** begin Data shown **

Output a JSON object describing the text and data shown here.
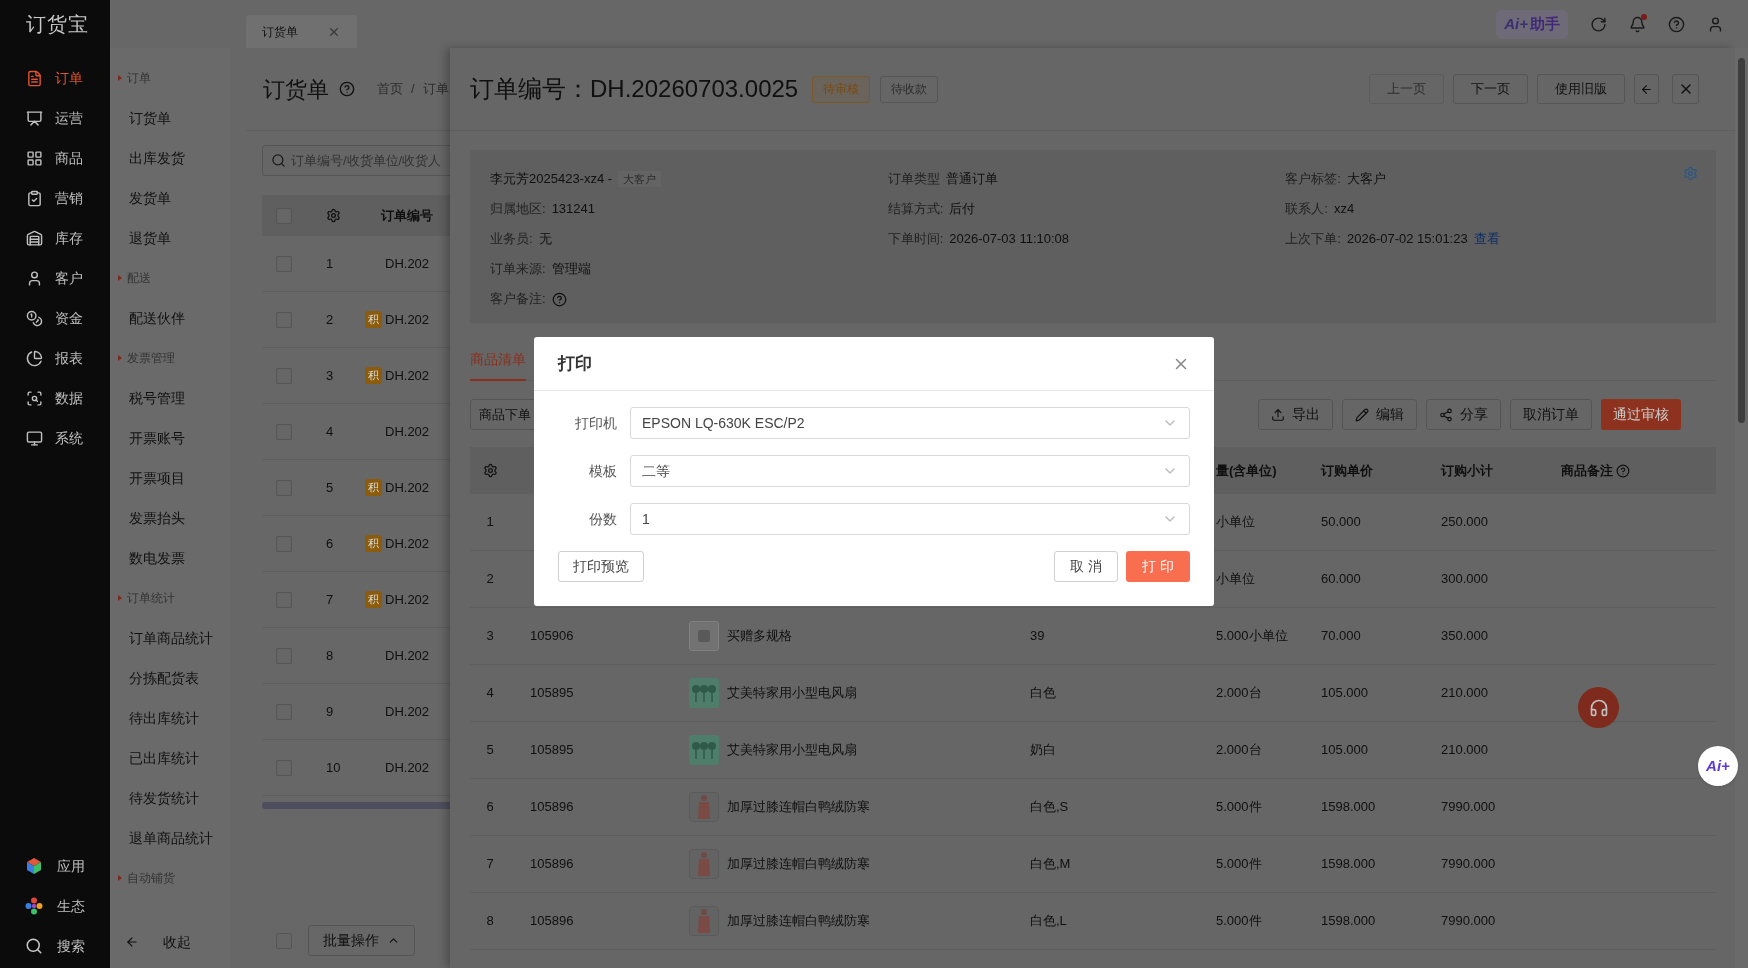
{
  "sidebar": {
    "logo": "订货宝",
    "items": [
      {
        "label": "订单",
        "selected": true
      },
      {
        "label": "运营",
        "selected": false
      },
      {
        "label": "商品",
        "selected": false
      },
      {
        "label": "营销",
        "selected": false
      },
      {
        "label": "库存",
        "selected": false
      },
      {
        "label": "客户",
        "selected": false
      },
      {
        "label": "资金",
        "selected": false
      },
      {
        "label": "报表",
        "selected": false
      },
      {
        "label": "数据",
        "selected": false
      },
      {
        "label": "系统",
        "selected": false
      }
    ],
    "bottom_items": [
      {
        "label": "应用"
      },
      {
        "label": "生态"
      },
      {
        "label": "搜索"
      }
    ]
  },
  "submenu": {
    "items": [
      {
        "kind": "group",
        "label": "订单"
      },
      {
        "kind": "link",
        "label": "订货单"
      },
      {
        "kind": "link",
        "label": "出库发货"
      },
      {
        "kind": "link",
        "label": "发货单"
      },
      {
        "kind": "link",
        "label": "退货单"
      },
      {
        "kind": "group",
        "label": "配送"
      },
      {
        "kind": "link",
        "label": "配送伙伴"
      },
      {
        "kind": "group",
        "label": "发票管理"
      },
      {
        "kind": "link",
        "label": "税号管理"
      },
      {
        "kind": "link",
        "label": "开票账号"
      },
      {
        "kind": "link",
        "label": "开票项目"
      },
      {
        "kind": "link",
        "label": "发票抬头"
      },
      {
        "kind": "link",
        "label": "数电发票"
      },
      {
        "kind": "group",
        "label": "订单统计"
      },
      {
        "kind": "link",
        "label": "订单商品统计"
      },
      {
        "kind": "link",
        "label": "分拣配货表"
      },
      {
        "kind": "link",
        "label": "待出库统计"
      },
      {
        "kind": "link",
        "label": "已出库统计"
      },
      {
        "kind": "link",
        "label": "待发货统计"
      },
      {
        "kind": "link",
        "label": "退单商品统计"
      },
      {
        "kind": "group",
        "label": "自动铺货"
      }
    ],
    "collapse": "收起"
  },
  "topbar": {
    "tabs": [
      {
        "label": "订货单",
        "selected": true
      }
    ],
    "assistant": {
      "logo": "Ai+",
      "label": "助手"
    },
    "notifications": {
      "unread": true
    }
  },
  "list_page": {
    "title": "订货单",
    "breadcrumb": {
      "items": [
        "首页",
        "订单"
      ],
      "separator": "/"
    },
    "search": {
      "placeholder": "订单编号/收货单位/收货人"
    },
    "header_checked": false,
    "column": "订单编号",
    "rows": [
      {
        "index": "1",
        "order": "DH.202",
        "checked": false
      },
      {
        "index": "2",
        "badge": "积",
        "order": "DH.202",
        "checked": false
      },
      {
        "index": "3",
        "badge": "积",
        "order": "DH.202",
        "checked": false
      },
      {
        "index": "4",
        "order": "DH.202",
        "checked": false
      },
      {
        "index": "5",
        "badge": "积",
        "order": "DH.202",
        "checked": false
      },
      {
        "index": "6",
        "badge": "积",
        "order": "DH.202",
        "checked": false
      },
      {
        "index": "7",
        "badge": "积",
        "order": "DH.202",
        "checked": false
      },
      {
        "index": "8",
        "order": "DH.202",
        "checked": false
      },
      {
        "index": "9",
        "order": "DH.202",
        "checked": false
      },
      {
        "index": "10",
        "order": "DH.202",
        "checked": false
      }
    ],
    "footer_checked": false,
    "batch": "批量操作"
  },
  "drawer": {
    "title": "订单编号：DH.20260703.0025",
    "tags": [
      {
        "label": "待审核",
        "kind": "warning"
      },
      {
        "label": "待收款",
        "kind": "plain"
      }
    ],
    "nav": [
      {
        "label": "上一页",
        "disabled": true
      },
      {
        "label": "下一页",
        "disabled": false
      },
      {
        "label": "使用旧版",
        "disabled": false
      }
    ],
    "customer": {
      "name": "李元芳2025423-xz4 -",
      "tag": "大客户"
    },
    "info_columns": [
      [
        {
          "label": "归属地区:",
          "value": "131241"
        },
        {
          "label": "业务员:",
          "value": "无"
        },
        {
          "label": "订单来源:",
          "value": "管理端"
        },
        {
          "label": "客户备注:",
          "kind": "help"
        }
      ],
      [
        {
          "label": "订单类型",
          "value": "普通订单"
        },
        {
          "label": "结算方式:",
          "value": "后付"
        },
        {
          "label": "下单时间:",
          "value": "2026-07-03 11:10:08"
        }
      ],
      [
        {
          "label": "客户标签:",
          "value": "大客户"
        },
        {
          "label": "联系人:",
          "value": "xz4"
        },
        {
          "label": "上次下单:",
          "value": "2026-07-02 15:01:23",
          "link": "查看"
        }
      ]
    ],
    "tabs": [
      {
        "label": "商品清单",
        "selected": true
      }
    ],
    "toolbar": [
      {
        "label": "商品下单",
        "kind": "plain"
      },
      {
        "label": "导出",
        "kind": "export"
      },
      {
        "label": "编辑",
        "kind": "edit"
      },
      {
        "label": "分享",
        "kind": "share"
      },
      {
        "label": "取消订单",
        "kind": "plain"
      },
      {
        "label": "通过审核",
        "kind": "primary"
      }
    ],
    "columns": {
      "quantity": "量(含单位)",
      "price": "订购单价",
      "subtotal": "订购小计",
      "note": "商品备注"
    },
    "rows": [
      {
        "index": "1",
        "kind": "covered",
        "quantity": "小单位",
        "price": "50.000",
        "subtotal": "250.000"
      },
      {
        "index": "2",
        "kind": "covered",
        "quantity": "小单位",
        "price": "60.000",
        "subtotal": "300.000"
      },
      {
        "index": "3",
        "code": "105906",
        "kind": "blank",
        "name": "买赠多规格",
        "spec": "39",
        "quantity": "5.000小单位",
        "price": "70.000",
        "subtotal": "350.000"
      },
      {
        "index": "4",
        "code": "105895",
        "kind": "fan",
        "name": "艾美特家用小型电风扇",
        "spec": "白色",
        "quantity": "2.000台",
        "price": "105.000",
        "subtotal": "210.000"
      },
      {
        "index": "5",
        "code": "105895",
        "kind": "fan",
        "name": "艾美特家用小型电风扇",
        "spec": "奶白",
        "quantity": "2.000台",
        "price": "105.000",
        "subtotal": "210.000"
      },
      {
        "index": "6",
        "code": "105896",
        "kind": "coat",
        "name": "加厚过膝连帽白鸭绒防寒",
        "spec": "白色,S",
        "quantity": "5.000件",
        "price": "1598.000",
        "subtotal": "7990.000"
      },
      {
        "index": "7",
        "code": "105896",
        "kind": "coat",
        "name": "加厚过膝连帽白鸭绒防寒",
        "spec": "白色,M",
        "quantity": "5.000件",
        "price": "1598.000",
        "subtotal": "7990.000"
      },
      {
        "index": "8",
        "code": "105896",
        "kind": "coat",
        "name": "加厚过膝连帽白鸭绒防寒",
        "spec": "白色,L",
        "quantity": "5.000件",
        "price": "1598.000",
        "subtotal": "7990.000"
      }
    ]
  },
  "float_assistant": {
    "logo": "Ai+"
  },
  "dialog": {
    "title": "打印",
    "fields": [
      {
        "label": "打印机",
        "value": "EPSON LQ-630K ESC/P2"
      },
      {
        "label": "模板",
        "value": "二等"
      },
      {
        "label": "份数",
        "value": "1"
      }
    ],
    "preview": "打印预览",
    "cancel": "取 消",
    "confirm": "打 印"
  }
}
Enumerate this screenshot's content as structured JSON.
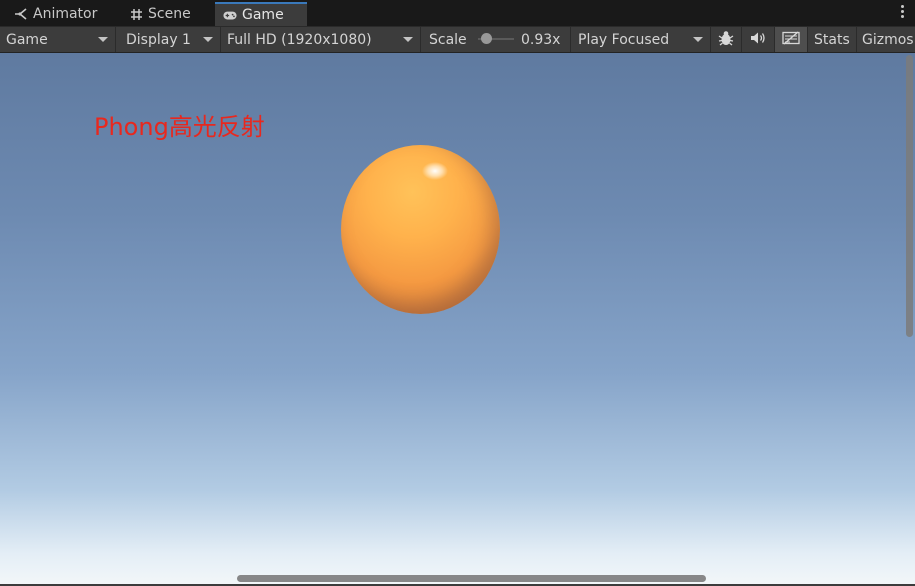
{
  "tabs": [
    {
      "label": "Animator",
      "icon": "animator-icon"
    },
    {
      "label": "Scene",
      "icon": "grid-icon"
    },
    {
      "label": "Game",
      "icon": "gamepad-icon",
      "active": true
    }
  ],
  "toolbar": {
    "view_select": "Game",
    "display_select": "Display 1",
    "resolution_select": "Full HD (1920x1080)",
    "scale_label": "Scale",
    "scale_value": "0.93x",
    "play_mode_select": "Play Focused",
    "stats_label": "Stats",
    "gizmos_label": "Gizmos"
  },
  "viewport": {
    "overlay_text": "Phong高光反射"
  },
  "colors": {
    "accent": "#3a79bb",
    "overlay_text": "#e8281e",
    "sphere": "#ffb24c",
    "sky_top": "#5f7aa0",
    "sky_bottom": "#f3f7f9"
  }
}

** end Data shown **

*Exercise task*:
Only the lines from the line bearing "Enumerate this screenshot's" to the end of the listing above, both inclusive, should be extracted verbatim; the pictures are excluded.

*Complete answer*:
Enumerate this screenshot's content as structured JSON.
{
  "tabs": [
    {
      "label": "Animator",
      "icon": "animator-icon"
    },
    {
      "label": "Scene",
      "icon": "grid-icon"
    },
    {
      "label": "Game",
      "icon": "gamepad-icon",
      "active": true
    }
  ],
  "toolbar": {
    "view_select": "Game",
    "display_select": "Display 1",
    "resolution_select": "Full HD (1920x1080)",
    "scale_label": "Scale",
    "scale_value": "0.93x",
    "play_mode_select": "Play Focused",
    "stats_label": "Stats",
    "gizmos_label": "Gizmos"
  },
  "viewport": {
    "overlay_text": "Phong高光反射"
  },
  "colors": {
    "accent": "#3a79bb",
    "overlay_text": "#e8281e",
    "sphere": "#ffb24c",
    "sky_top": "#5f7aa0",
    "sky_bottom": "#f3f7f9"
  }
}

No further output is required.